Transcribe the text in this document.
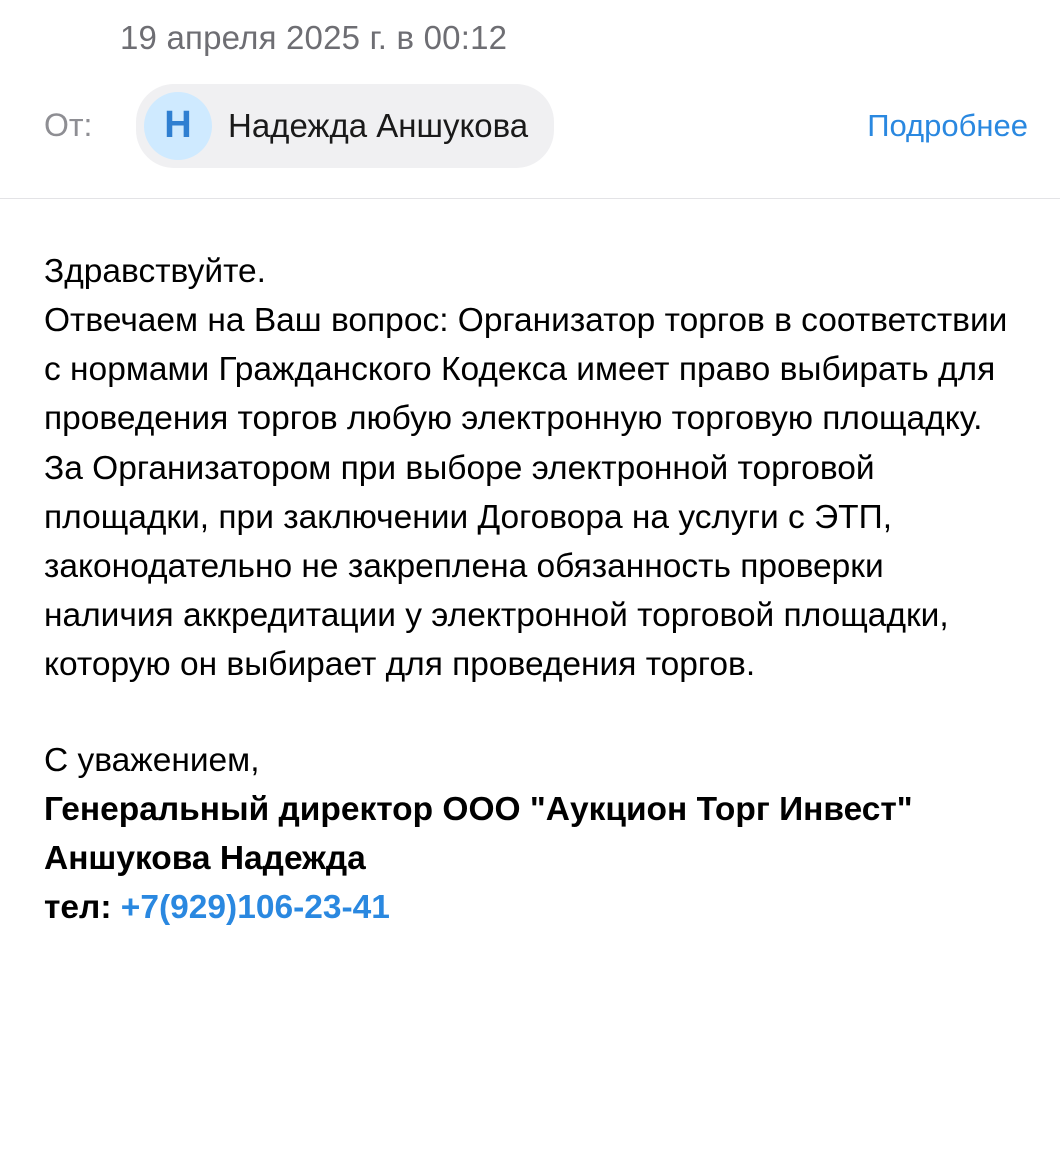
19 апреля 2025 г. в 00:12
От:	Н	Надежда Аншукова	Подробнее

Здравствуйте.

Отвечаем на Ваш вопрос: Организатор торгов в соответствии с нормами Гражданского Кодекса имеет право выбирать для проведения торгов любую электронную торговую площадку. За Организатором при выборе электронной торговой площадки, при заключении Договора на услуги с ЭТП, законодательно не закреплена обязанность проверки наличия аккредитации у электронной торговой площадки, которую он выбирает для проведения торгов.

С уважением,

Генеральный директор ООО "Аукцион Торг Инвест"

Аншукова Надежда

тел: +7(929)106-23-41
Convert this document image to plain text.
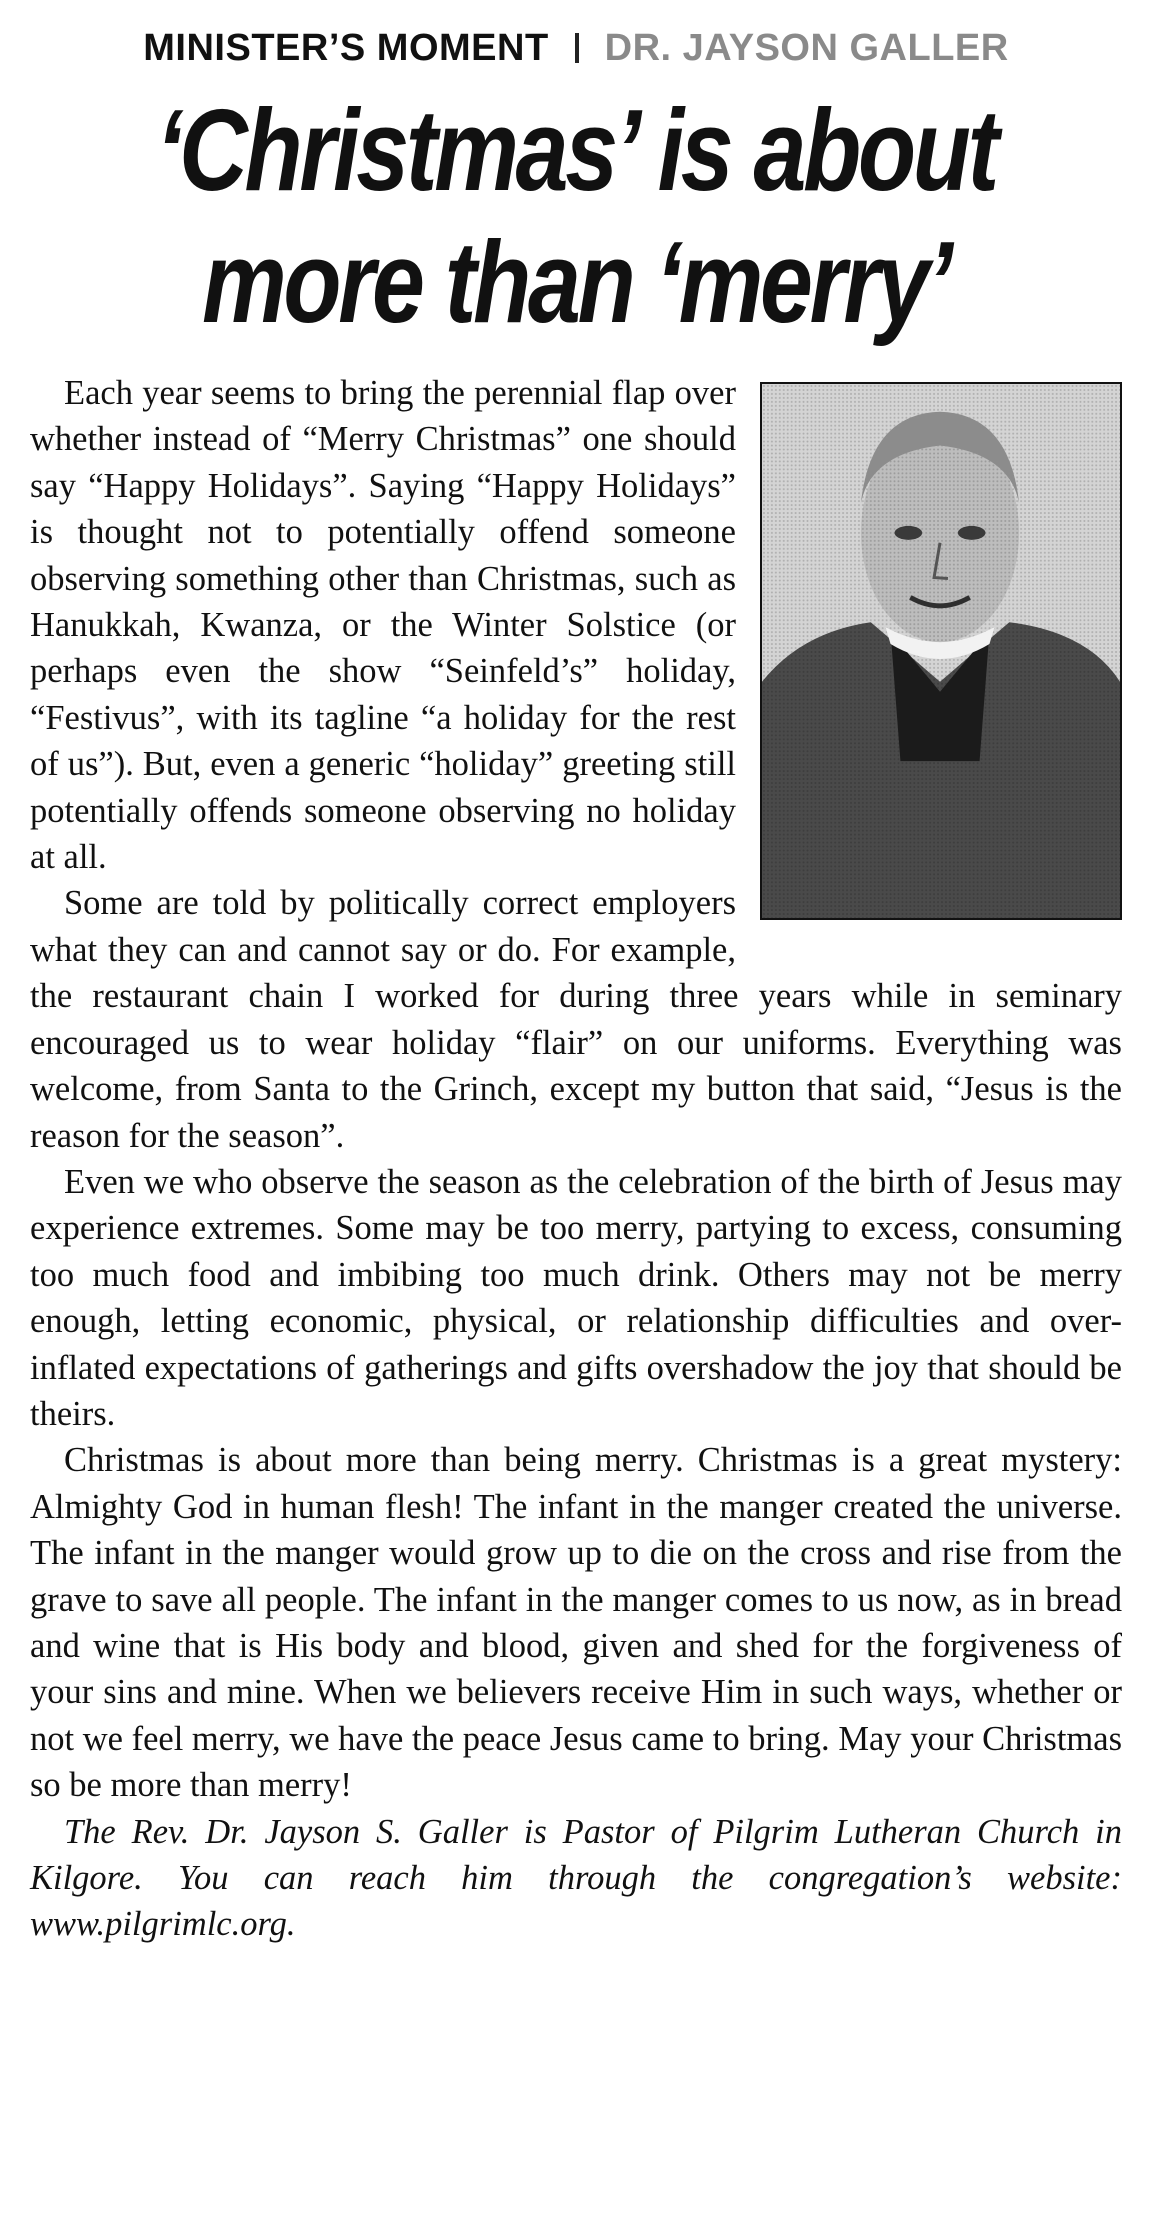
MINISTER’S MOMENT DR. JAYSON GALLER
‘Christmas’ is about
more than ‘merry’

Each year seems to bring the perennial flap over whether instead of “Merry Christmas” one should say “Happy Holidays”. Saying “Happy Holidays” is thought not to potentially offend someone observing something other than Christmas, such as Hanukkah, Kwanza, or the Winter Solstice (or perhaps even the show “Seinfeld’s” holiday, “Festivus”, with its tagline “a holiday for the rest of us”). But, even a generic “holiday” greeting still potentially offends someone observing no holiday at all.

Some are told by politically correct employers what they can and cannot say or do. For example, the restaurant chain I worked for during three years while in seminary encouraged us to wear holiday “flair” on our uniforms. Everything was welcome, from Santa to the Grinch, except my button that said, “Jesus is the reason for the season”.

Even we who observe the season as the celebration of the birth of Jesus may experience extremes. Some may be too merry, partying to excess, consuming too much food and imbibing too much drink. Others may not be merry enough, letting economic, physical, or relationship difficulties and over-inflated expectations of gatherings and gifts overshadow the joy that should be theirs.

Christmas is about more than being merry. Christmas is a great mystery: Almighty God in human flesh! The infant in the manger created the universe. The infant in the manger would grow up to die on the cross and rise from the grave to save all people. The infant in the manger comes to us now, as in bread and wine that is His body and blood, given and shed for the forgiveness of your sins and mine. When we believers receive Him in such ways, whether or not we feel merry, we have the peace Jesus came to bring. May your Christmas so be more than merry!

The Rev. Dr. Jayson S. Galler is Pastor of Pilgrim Lutheran Church in Kilgore. You can reach him through the congregation’s website: www.pilgrimlc.org.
= = = = =
* _Written request_
Find the lines that include the string "text", then copy each of them.

* _Answer for this exercise_
Transcribe the text in this document.
Convert this document image to plain text.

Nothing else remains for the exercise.